What you are asked to do: Skip any picture you find and retype all the remaining lines exactly.

**** Supplied records ****

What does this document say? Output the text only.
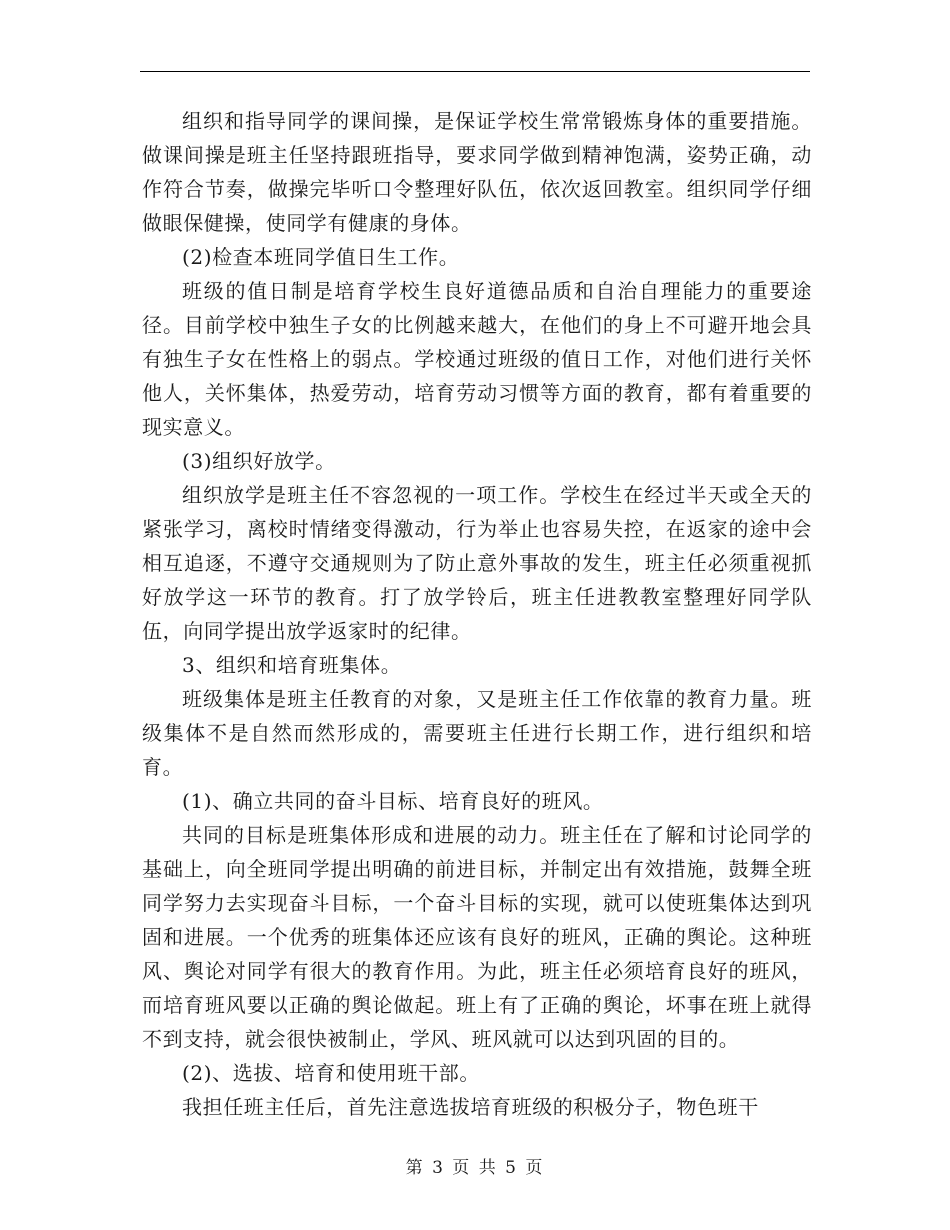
组织和指导同学的课间操，是保证学校生常常锻炼身体的重要措施。做课间操是班主任坚持跟班指导，要求同学做到精神饱满，姿势正确，动作符合节奏，做操完毕听口令整理好队伍，依次返回教室。组织同学仔细做眼保健操，使同学有健康的身体。

(2)检查本班同学值日生工作。

班级的值日制是培育学校生良好道德品质和自治自理能力的重要途径。目前学校中独生子女的比例越来越大，在他们的身上不可避开地会具有独生子女在性格上的弱点。学校通过班级的值日工作，对他们进行关怀他人，关怀集体，热爱劳动，培育劳动习惯等方面的教育，都有着重要的现实意义。

(3)组织好放学。

组织放学是班主任不容忽视的一项工作。学校生在经过半天或全天的紧张学习，离校时情绪变得激动，行为举止也容易失控，在返家的途中会相互追逐，不遵守交通规则为了防止意外事故的发生，班主任必须重视抓好放学这一环节的教育。打了放学铃后，班主任进教教室整理好同学队伍，向同学提出放学返家时的纪律。

3、组织和培育班集体。

班级集体是班主任教育的对象，又是班主任工作依靠的教育力量。班级集体不是自然而然形成的，需要班主任进行长期工作，进行组织和培育。

(1)、确立共同的奋斗目标、培育良好的班风。

共同的目标是班集体形成和进展的动力。班主任在了解和讨论同学的基础上，向全班同学提出明确的前进目标，并制定出有效措施，鼓舞全班同学努力去实现奋斗目标，一个奋斗目标的实现，就可以使班集体达到巩固和进展。一个优秀的班集体还应该有良好的班风，正确的舆论。这种班风、舆论对同学有很大的教育作用。为此，班主任必须培育良好的班风，而培育班风要以正确的舆论做起。班上有了正确的舆论，坏事在班上就得不到支持，就会很快被制止，学风、班风就可以达到巩固的目的。

(2)、选拔、培育和使用班干部。

我担任班主任后，首先注意选拔培育班级的积极分子，物色班干

第 3 页 共 5 页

****

Written solution:
What does this document say? Output the text only.
组织和指导同学的课间操，是保证学校生常常锻炼身体的重要措施。做课间操是班主任坚持跟班指导，要求同学做到精神饱满，姿势正确，动作符合节奏，做操完毕听口令整理好队伍，依次返回教室。组织同学仔细做眼保健操，使同学有健康的身体。

(2)检查本班同学值日生工作。

班级的值日制是培育学校生良好道德品质和自治自理能力的重要途径。目前学校中独生子女的比例越来越大，在他们的身上不可避开地会具有独生子女在性格上的弱点。学校通过班级的值日工作，对他们进行关怀他人，关怀集体，热爱劳动，培育劳动习惯等方面的教育，都有着重要的现实意义。

(3)组织好放学。

组织放学是班主任不容忽视的一项工作。学校生在经过半天或全天的紧张学习，离校时情绪变得激动，行为举止也容易失控，在返家的途中会相互追逐，不遵守交通规则为了防止意外事故的发生，班主任必须重视抓好放学这一环节的教育。打了放学铃后，班主任进教教室整理好同学队伍，向同学提出放学返家时的纪律。

3、组织和培育班集体。

班级集体是班主任教育的对象，又是班主任工作依靠的教育力量。班级集体不是自然而然形成的，需要班主任进行长期工作，进行组织和培育。

(1)、确立共同的奋斗目标、培育良好的班风。

共同的目标是班集体形成和进展的动力。班主任在了解和讨论同学的基础上，向全班同学提出明确的前进目标，并制定出有效措施，鼓舞全班同学努力去实现奋斗目标，一个奋斗目标的实现，就可以使班集体达到巩固和进展。一个优秀的班集体还应该有良好的班风，正确的舆论。这种班风、舆论对同学有很大的教育作用。为此，班主任必须培育良好的班风，而培育班风要以正确的舆论做起。班上有了正确的舆论，坏事在班上就得不到支持，就会很快被制止，学风、班风就可以达到巩固的目的。

(2)、选拔、培育和使用班干部。

我担任班主任后，首先注意选拔培育班级的积极分子，物色班干

第 3 页 共 5 页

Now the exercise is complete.